Your task: Scan the material for the word "результате", and copy each line where it shows up.

** BEGIN Data for this exercise **

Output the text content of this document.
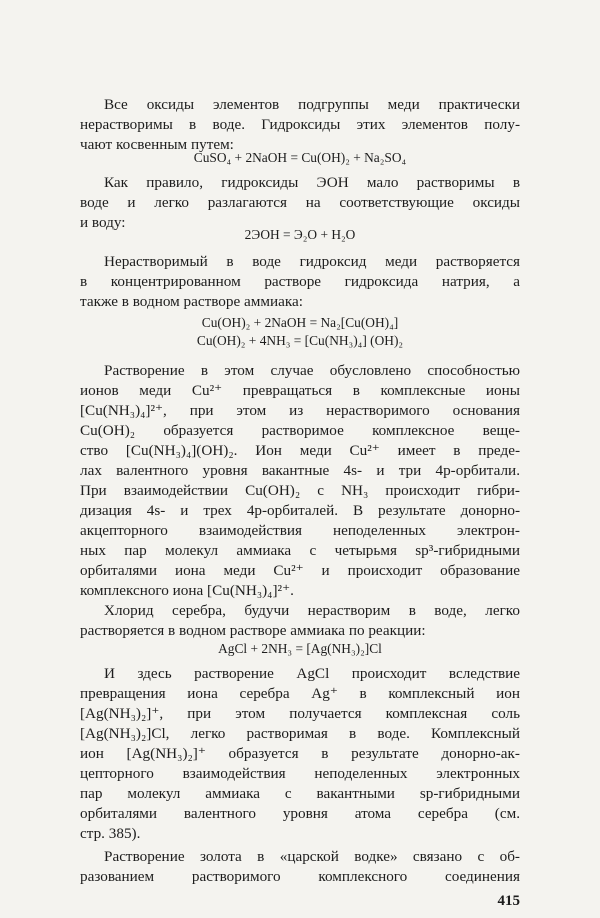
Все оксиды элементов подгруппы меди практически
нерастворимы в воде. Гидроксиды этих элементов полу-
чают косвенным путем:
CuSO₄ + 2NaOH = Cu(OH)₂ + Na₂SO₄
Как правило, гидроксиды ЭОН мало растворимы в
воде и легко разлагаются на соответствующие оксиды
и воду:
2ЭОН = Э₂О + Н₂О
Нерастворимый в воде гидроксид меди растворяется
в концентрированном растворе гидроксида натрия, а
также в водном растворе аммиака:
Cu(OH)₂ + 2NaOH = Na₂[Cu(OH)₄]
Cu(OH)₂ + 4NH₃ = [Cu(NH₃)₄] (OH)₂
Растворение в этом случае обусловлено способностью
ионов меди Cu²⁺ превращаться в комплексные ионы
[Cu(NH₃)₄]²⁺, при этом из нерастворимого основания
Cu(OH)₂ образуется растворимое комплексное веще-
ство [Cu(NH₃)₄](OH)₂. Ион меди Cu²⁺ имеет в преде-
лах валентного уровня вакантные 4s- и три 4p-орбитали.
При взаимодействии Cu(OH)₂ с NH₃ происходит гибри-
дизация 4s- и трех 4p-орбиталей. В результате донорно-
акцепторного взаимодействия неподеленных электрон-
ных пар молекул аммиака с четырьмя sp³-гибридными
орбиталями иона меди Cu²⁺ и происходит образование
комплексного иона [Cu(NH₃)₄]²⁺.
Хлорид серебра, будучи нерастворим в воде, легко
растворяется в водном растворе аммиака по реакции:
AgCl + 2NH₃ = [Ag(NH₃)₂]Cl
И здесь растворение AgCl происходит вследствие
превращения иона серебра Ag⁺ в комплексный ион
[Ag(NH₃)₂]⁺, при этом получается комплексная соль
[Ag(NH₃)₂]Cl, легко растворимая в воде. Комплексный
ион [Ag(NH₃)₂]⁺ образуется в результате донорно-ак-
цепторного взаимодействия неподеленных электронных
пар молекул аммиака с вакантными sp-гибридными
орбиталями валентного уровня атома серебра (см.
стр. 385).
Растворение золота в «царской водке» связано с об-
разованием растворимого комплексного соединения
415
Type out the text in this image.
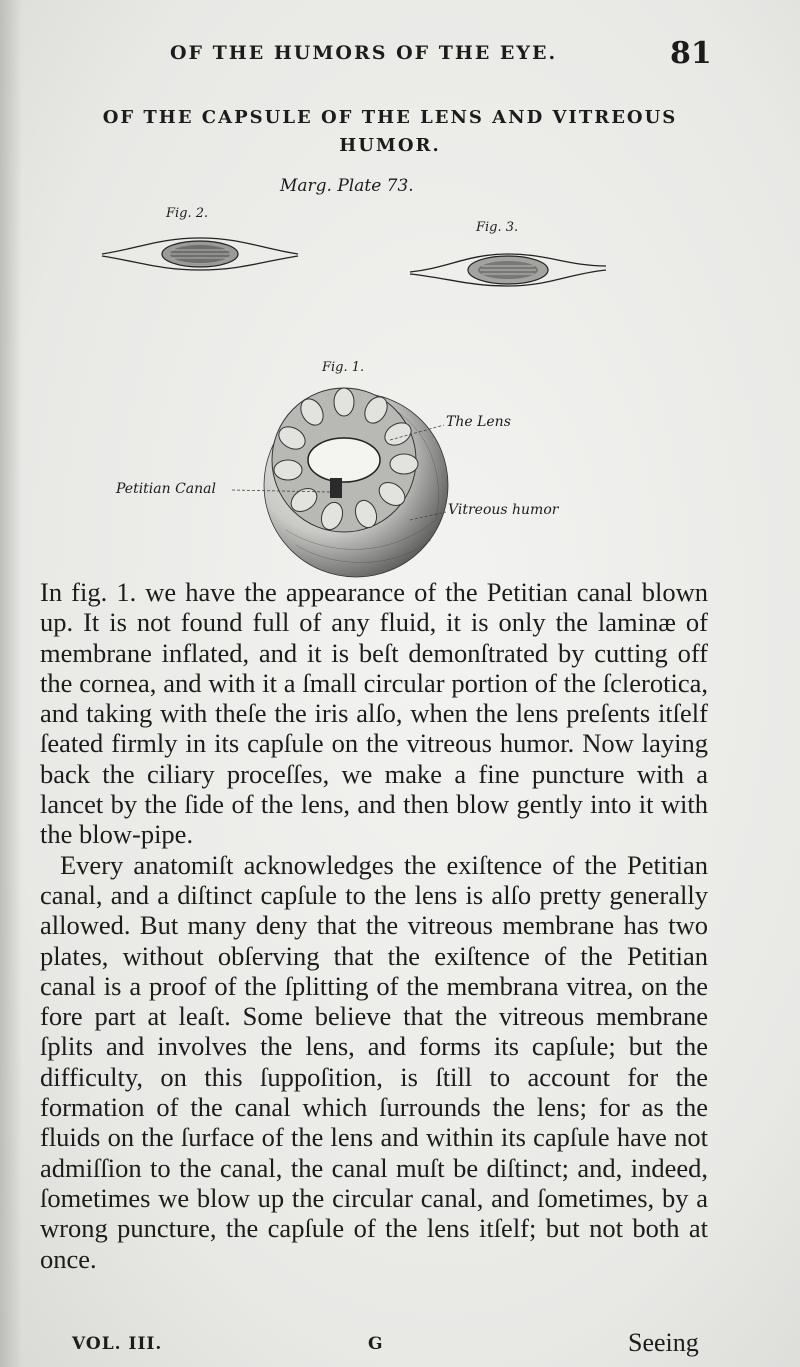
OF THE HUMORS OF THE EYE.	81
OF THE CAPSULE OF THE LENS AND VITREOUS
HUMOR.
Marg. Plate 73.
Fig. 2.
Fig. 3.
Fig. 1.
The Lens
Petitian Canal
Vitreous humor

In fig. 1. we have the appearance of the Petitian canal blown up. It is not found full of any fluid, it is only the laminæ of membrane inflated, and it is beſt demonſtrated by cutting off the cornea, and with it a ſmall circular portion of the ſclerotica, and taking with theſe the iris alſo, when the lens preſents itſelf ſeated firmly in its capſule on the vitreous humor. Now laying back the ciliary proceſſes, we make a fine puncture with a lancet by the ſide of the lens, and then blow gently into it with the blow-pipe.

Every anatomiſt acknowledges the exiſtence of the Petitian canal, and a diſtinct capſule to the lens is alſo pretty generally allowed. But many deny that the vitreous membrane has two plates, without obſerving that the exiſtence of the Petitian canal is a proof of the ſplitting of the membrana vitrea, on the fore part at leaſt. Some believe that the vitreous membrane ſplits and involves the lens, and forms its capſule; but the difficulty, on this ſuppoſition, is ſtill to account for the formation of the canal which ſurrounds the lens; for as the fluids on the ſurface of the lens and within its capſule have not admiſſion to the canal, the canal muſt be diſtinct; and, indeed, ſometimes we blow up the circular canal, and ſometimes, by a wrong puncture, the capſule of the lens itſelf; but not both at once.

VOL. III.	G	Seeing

** END Data for this exercise **

Reply to the exercise:
дизация 4s- и трех 4p-орбиталей. В результате донорно-
ион [Ag(NH₃)₂]⁺ образуется в результате донорно-ак-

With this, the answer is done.